**Problem statement**
Only lines holding the word "предостережении" should be copied from the material.

**Material for this exercise**
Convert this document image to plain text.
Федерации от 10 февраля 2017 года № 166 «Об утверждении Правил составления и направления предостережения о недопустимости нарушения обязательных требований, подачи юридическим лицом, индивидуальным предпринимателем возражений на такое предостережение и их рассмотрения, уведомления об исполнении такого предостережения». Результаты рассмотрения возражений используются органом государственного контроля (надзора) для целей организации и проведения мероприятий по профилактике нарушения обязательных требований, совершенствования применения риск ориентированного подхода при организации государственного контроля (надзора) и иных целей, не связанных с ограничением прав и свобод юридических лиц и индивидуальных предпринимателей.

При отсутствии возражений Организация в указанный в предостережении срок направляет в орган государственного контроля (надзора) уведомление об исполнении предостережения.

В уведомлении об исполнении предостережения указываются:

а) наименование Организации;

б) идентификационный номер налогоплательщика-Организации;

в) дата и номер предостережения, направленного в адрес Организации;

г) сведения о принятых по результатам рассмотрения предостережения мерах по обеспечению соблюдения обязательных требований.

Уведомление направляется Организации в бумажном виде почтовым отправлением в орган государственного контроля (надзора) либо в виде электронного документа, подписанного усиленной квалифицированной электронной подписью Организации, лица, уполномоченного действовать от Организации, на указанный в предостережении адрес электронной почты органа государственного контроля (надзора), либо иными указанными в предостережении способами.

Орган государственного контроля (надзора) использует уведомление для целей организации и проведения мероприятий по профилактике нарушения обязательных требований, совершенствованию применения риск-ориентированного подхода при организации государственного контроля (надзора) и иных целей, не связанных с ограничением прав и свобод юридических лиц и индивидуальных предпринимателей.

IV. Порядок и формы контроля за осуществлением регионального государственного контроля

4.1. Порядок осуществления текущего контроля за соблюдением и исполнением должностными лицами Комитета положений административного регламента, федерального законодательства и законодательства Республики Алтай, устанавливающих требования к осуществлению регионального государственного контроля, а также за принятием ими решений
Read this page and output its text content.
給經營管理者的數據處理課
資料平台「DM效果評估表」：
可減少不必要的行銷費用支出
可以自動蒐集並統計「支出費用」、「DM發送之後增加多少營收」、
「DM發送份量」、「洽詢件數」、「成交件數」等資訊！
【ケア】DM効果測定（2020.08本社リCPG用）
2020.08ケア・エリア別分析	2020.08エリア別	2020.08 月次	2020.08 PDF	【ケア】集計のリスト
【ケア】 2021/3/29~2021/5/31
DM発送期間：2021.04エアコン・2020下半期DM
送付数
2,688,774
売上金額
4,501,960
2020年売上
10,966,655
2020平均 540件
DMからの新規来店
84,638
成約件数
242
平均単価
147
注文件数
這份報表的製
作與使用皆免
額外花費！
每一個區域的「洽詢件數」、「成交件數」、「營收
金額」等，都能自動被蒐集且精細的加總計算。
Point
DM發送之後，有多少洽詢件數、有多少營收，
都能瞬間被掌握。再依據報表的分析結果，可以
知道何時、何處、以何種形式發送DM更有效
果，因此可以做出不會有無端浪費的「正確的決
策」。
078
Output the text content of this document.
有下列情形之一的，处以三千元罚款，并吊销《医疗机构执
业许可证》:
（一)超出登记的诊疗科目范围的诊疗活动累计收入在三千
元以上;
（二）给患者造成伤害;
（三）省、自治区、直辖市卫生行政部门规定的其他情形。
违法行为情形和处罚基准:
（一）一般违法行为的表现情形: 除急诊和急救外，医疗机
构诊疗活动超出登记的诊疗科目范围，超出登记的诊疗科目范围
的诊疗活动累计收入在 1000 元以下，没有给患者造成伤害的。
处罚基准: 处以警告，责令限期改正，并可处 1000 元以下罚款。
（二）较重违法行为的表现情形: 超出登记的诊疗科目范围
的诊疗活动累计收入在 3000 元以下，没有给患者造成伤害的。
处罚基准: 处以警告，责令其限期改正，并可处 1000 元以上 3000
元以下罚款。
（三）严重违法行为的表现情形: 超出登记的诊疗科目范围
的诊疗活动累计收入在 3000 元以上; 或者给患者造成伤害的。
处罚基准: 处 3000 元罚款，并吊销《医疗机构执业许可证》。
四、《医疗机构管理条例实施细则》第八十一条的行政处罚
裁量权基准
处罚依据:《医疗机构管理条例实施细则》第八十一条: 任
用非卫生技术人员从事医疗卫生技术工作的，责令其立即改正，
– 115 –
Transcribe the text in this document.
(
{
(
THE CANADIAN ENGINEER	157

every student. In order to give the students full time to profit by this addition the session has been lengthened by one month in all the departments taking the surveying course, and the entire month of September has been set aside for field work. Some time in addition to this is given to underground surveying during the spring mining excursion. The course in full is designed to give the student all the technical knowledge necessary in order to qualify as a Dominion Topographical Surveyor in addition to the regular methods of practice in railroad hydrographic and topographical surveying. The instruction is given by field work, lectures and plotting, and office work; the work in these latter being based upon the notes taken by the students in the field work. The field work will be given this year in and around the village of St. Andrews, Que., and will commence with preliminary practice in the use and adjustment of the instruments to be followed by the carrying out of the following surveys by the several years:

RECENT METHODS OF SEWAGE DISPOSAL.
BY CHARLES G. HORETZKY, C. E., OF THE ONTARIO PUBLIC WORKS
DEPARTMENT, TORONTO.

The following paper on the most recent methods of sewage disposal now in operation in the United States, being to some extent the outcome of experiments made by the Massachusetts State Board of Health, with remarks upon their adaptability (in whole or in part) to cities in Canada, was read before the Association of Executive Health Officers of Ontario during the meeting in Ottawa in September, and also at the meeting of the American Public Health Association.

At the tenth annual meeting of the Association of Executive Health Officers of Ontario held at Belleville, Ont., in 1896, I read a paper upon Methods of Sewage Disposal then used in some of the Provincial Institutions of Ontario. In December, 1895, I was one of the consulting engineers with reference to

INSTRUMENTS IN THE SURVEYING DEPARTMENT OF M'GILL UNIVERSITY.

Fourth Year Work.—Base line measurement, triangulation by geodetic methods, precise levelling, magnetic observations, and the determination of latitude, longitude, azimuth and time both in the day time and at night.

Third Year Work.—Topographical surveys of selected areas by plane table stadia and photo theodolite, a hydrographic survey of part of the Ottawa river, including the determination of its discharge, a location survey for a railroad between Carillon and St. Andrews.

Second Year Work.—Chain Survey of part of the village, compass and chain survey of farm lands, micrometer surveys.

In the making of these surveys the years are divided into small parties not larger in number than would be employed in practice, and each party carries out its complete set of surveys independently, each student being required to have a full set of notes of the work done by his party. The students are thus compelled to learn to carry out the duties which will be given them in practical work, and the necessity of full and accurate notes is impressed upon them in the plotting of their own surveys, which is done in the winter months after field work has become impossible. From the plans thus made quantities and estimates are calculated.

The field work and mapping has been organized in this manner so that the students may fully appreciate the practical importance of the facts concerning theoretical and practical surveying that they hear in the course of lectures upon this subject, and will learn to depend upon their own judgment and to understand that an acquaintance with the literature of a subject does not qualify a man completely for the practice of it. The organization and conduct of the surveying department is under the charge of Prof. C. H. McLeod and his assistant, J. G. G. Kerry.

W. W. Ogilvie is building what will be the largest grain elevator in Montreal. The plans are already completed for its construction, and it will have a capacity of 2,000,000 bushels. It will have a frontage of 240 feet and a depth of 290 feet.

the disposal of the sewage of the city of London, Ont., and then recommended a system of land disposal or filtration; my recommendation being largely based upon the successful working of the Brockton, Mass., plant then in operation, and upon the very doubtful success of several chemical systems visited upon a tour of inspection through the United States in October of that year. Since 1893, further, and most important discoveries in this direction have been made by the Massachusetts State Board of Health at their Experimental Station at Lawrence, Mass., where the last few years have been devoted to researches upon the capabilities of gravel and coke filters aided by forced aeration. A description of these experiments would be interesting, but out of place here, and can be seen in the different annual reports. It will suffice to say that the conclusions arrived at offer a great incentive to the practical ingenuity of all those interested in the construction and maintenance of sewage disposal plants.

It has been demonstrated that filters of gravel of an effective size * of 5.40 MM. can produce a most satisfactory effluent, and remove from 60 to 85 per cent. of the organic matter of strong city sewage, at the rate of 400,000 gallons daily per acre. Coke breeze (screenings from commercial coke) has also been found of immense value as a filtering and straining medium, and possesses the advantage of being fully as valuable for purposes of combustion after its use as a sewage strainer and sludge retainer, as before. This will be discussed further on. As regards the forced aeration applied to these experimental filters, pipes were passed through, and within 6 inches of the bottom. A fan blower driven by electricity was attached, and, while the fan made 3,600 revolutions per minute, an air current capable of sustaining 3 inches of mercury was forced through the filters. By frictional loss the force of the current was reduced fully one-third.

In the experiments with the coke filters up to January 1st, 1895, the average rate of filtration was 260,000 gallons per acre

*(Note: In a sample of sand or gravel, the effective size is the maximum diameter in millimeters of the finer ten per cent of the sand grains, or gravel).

**Solved problem**
При отсутствии возражений Организация в указанный в предостережении срок направляет в орган государственного контроля (надзора) уведомление об исполнении предостережения.
Уведомление направляется Организации в бумажном виде почтовым отправлением в орган государственного контроля (надзора) либо в виде электронного документа, подписанного усиленной квалифицированной электронной подписью Организации, лица, уполномоченного действовать от Организации, на указанный в предостережении адрес электронной почты органа государственного контроля (надзора), либо иными указанными в предостережении способами.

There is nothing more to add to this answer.